-- begin ENTRIES --

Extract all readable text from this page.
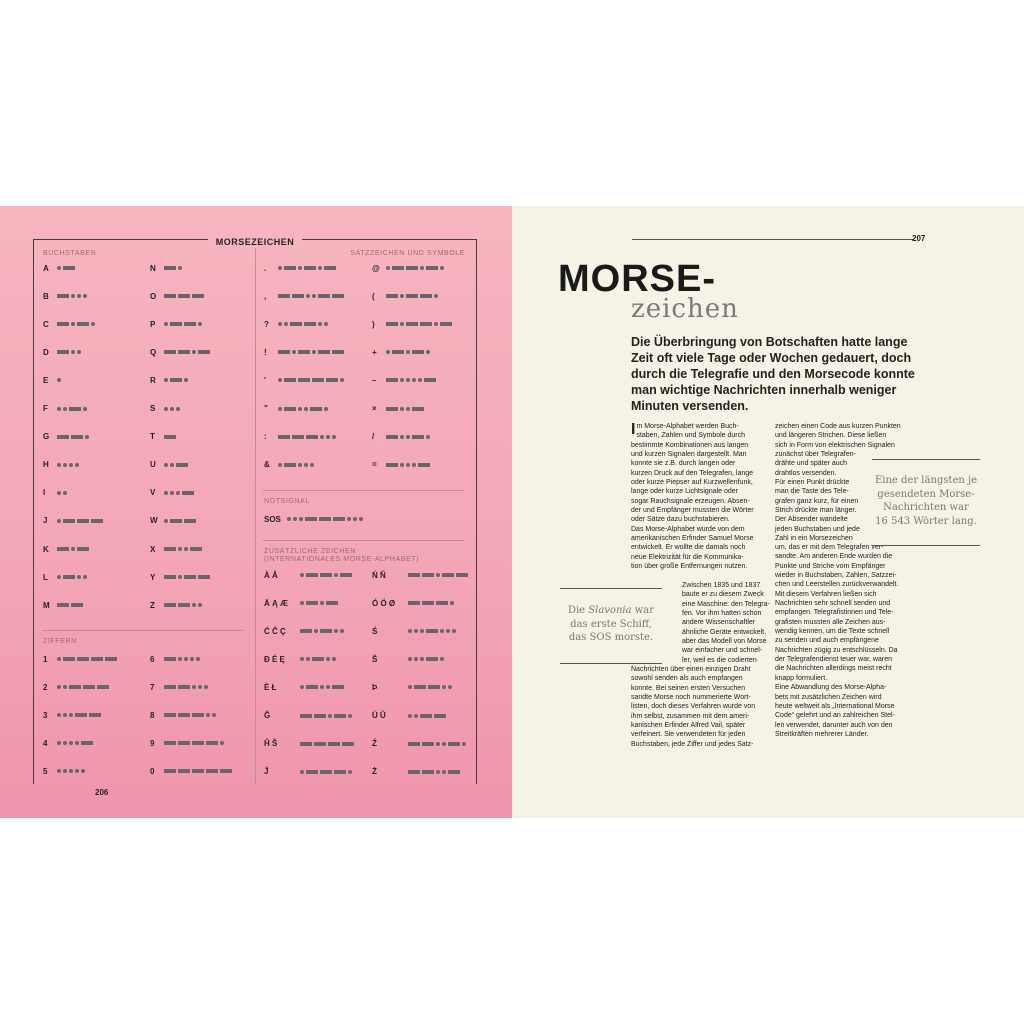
MORSEZEICHEN
BUCHSTABEN	SATZZEICHEN UND SYMBOLE
ZIFFERN
NOTSIGNAL
ZUSÄTZLICHE ZEICHEN
(INTERNATIONALES MORSE-ALPHABET)
A
B
C
D
E
F
G
H
I
J
K
L
M
N
O
P
Q
R
S
T
U
V
W
X
Y
Z
1
2
3
4
5
6
7
8
9
0
.
,
?
!
'
"
:
&
@
(
)
+
–
×
/
=
SOS
À Å
Ä Ą Æ
Ć Ĉ Ç
Đ É Ę
È Ł
Ĝ
Ĥ Š
Ĵ
Ń Ñ
Ó Ö Ø
Ś
Ŝ
Þ
Ü Ŭ
Ź
Ż
206
207
MORSE-
zeichen
Die Überbringung von Botschaften hatte lange Zeit oft viele Tage oder Wochen gedauert, doch durch die Telegrafie und den Morsecode konnte man wichtige Nachrichten innerhalb weniger Minuten versenden.
Im Morse-Alphabet werden Buch-
staben, Zahlen und Symbole durch
bestimmte Kombinationen aus langen
und kurzen Signalen dargestellt. Man
konnte sie z.B. durch langen oder
kurzen Druck auf den Telegrafen, lange
oder kurze Piepser auf Kurzwellenfunk,
lange oder kurze Lichtsignale oder
sogar Rauchsignale erzeugen. Absen-
der und Empfänger mussten die Wörter
oder Sätze dazu buchstabieren.
Das Morse-Alphabet wurde von dem
amerikanischen Erfinder Samuel Morse
entwickelt. Er wollte die damals noch
neue Elektrizität für die Kommunika-
tion über große Entfernungen nutzen.
Zwischen 1835 und 1837
baute er zu diesem Zweck
eine Maschine: den Telegra-
fen. Vor ihm hatten schon
andere Wissenschaftler
ähnliche Geräte entwickelt,
aber das Modell von Morse
war einfacher und schnel-
ler, weil es die codierten
Nachrichten über einen einzigen Draht
sowohl senden als auch empfangen
konnte. Bei seinen ersten Versuchen
sandte Morse noch nummerierte Wort-
listen, doch dieses Verfahren wurde von
ihm selbst, zusammen mit dem ameri-
kanischen Erfinder Alfred Vail, später
verfeinert. Sie verwendeten für jeden
Buchstaben, jede Ziffer und jedes Satz-
zeichen einen Code aus kurzen Punkten
und längeren Strichen. Diese ließen
sich in Form von elektrischen Signalen
zunächst über Telegrafen-
drähte und später auch
drahtlos versenden.
Für einen Punkt drückte
man die Taste des Tele-
grafen ganz kurz, für einen
Strich drückte man länger.
Der Absender wandelte
jeden Buchstaben und jede
Zahl in ein Morsezeichen
um, das er mit dem Telegrafen ver-
sandte. Am anderen Ende wurden die
Punkte und Striche vom Empfänger
wieder in Buchstaben, Zahlen, Satzzei-
chen und Leerstellen zurückverwandelt.
Mit diesem Verfahren ließen sich
Nachrichten sehr schnell senden und
empfangen. Telegrafistinnen und Tele-
grafisten mussten alle Zeichen aus-
wendig kennen, um die Texte schnell
zu senden und auch empfangene
Nachrichten zügig zu entschlüsseln. Da
der Telegrafendienst teuer war, waren
die Nachrichten allerdings meist recht
knapp formuliert.
Eine Abwandlung des Morse-Alpha-
bets mit zusätzlichen Zeichen wird
heute weltweit als „International Morse
Code“ gelehrt und an zahlreichen Stel-
len verwendet, darunter auch von den
Streitkräften mehrerer Länder.
Die Slavonia war
das erste Schiff,
das SOS morste.
Eine der längsten je
gesendeten Morse-
Nachrichten war
16 543 Wörter lang.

-- end ENTRIES --

SET TASK |
Transcribe every line from the records above without alteration, and leave out the images.

WRITTEN RESPONSE |
Extract all readable text from this page.
MORSEZEICHEN
BUCHSTABEN	SATZZEICHEN UND SYMBOLE
ZIFFERN
NOTSIGNAL
ZUSÄTZLICHE ZEICHEN
(INTERNATIONALES MORSE-ALPHABET)
A
B
C
D
E
F
G
H
I
J
K
L
M
N
O
P
Q
R
S
T
U
V
W
X
Y
Z
1
2
3
4
5
6
7
8
9
0
.
,
?
!
'
"
:
&
@
(
)
+
–
×
/
=
SOS
À Å
Ä Ą Æ
Ć Ĉ Ç
Đ É Ę
È Ł
Ĝ
Ĥ Š
Ĵ
Ń Ñ
Ó Ö Ø
Ś
Ŝ
Þ
Ü Ŭ
Ź
Ż
206
207
MORSE-
zeichen
Die Überbringung von Botschaften hatte lange Zeit oft viele Tage oder Wochen gedauert, doch durch die Telegrafie und den Morsecode konnte man wichtige Nachrichten innerhalb weniger Minuten versenden.
Im Morse-Alphabet werden Buch-
staben, Zahlen und Symbole durch
bestimmte Kombinationen aus langen
und kurzen Signalen dargestellt. Man
konnte sie z.B. durch langen oder
kurzen Druck auf den Telegrafen, lange
oder kurze Piepser auf Kurzwellenfunk,
lange oder kurze Lichtsignale oder
sogar Rauchsignale erzeugen. Absen-
der und Empfänger mussten die Wörter
oder Sätze dazu buchstabieren.
Das Morse-Alphabet wurde von dem
amerikanischen Erfinder Samuel Morse
entwickelt. Er wollte die damals noch
neue Elektrizität für die Kommunika-
tion über große Entfernungen nutzen.
Zwischen 1835 und 1837
baute er zu diesem Zweck
eine Maschine: den Telegra-
fen. Vor ihm hatten schon
andere Wissenschaftler
ähnliche Geräte entwickelt,
aber das Modell von Morse
war einfacher und schnel-
ler, weil es die codierten
Nachrichten über einen einzigen Draht
sowohl senden als auch empfangen
konnte. Bei seinen ersten Versuchen
sandte Morse noch nummerierte Wort-
listen, doch dieses Verfahren wurde von
ihm selbst, zusammen mit dem ameri-
kanischen Erfinder Alfred Vail, später
verfeinert. Sie verwendeten für jeden
Buchstaben, jede Ziffer und jedes Satz-
zeichen einen Code aus kurzen Punkten
und längeren Strichen. Diese ließen
sich in Form von elektrischen Signalen
zunächst über Telegrafen-
drähte und später auch
drahtlos versenden.
Für einen Punkt drückte
man die Taste des Tele-
grafen ganz kurz, für einen
Strich drückte man länger.
Der Absender wandelte
jeden Buchstaben und jede
Zahl in ein Morsezeichen
um, das er mit dem Telegrafen ver-
sandte. Am anderen Ende wurden die
Punkte und Striche vom Empfänger
wieder in Buchstaben, Zahlen, Satzzei-
chen und Leerstellen zurückverwandelt.
Mit diesem Verfahren ließen sich
Nachrichten sehr schnell senden und
empfangen. Telegrafistinnen und Tele-
grafisten mussten alle Zeichen aus-
wendig kennen, um die Texte schnell
zu senden und auch empfangene
Nachrichten zügig zu entschlüsseln. Da
der Telegrafendienst teuer war, waren
die Nachrichten allerdings meist recht
knapp formuliert.
Eine Abwandlung des Morse-Alpha-
bets mit zusätzlichen Zeichen wird
heute weltweit als „International Morse
Code“ gelehrt und an zahlreichen Stel-
len verwendet, darunter auch von den
Streitkräften mehrerer Länder.
Die Slavonia war
das erste Schiff,
das SOS morste.
Eine der längsten je
gesendeten Morse-
Nachrichten war
16 543 Wörter lang.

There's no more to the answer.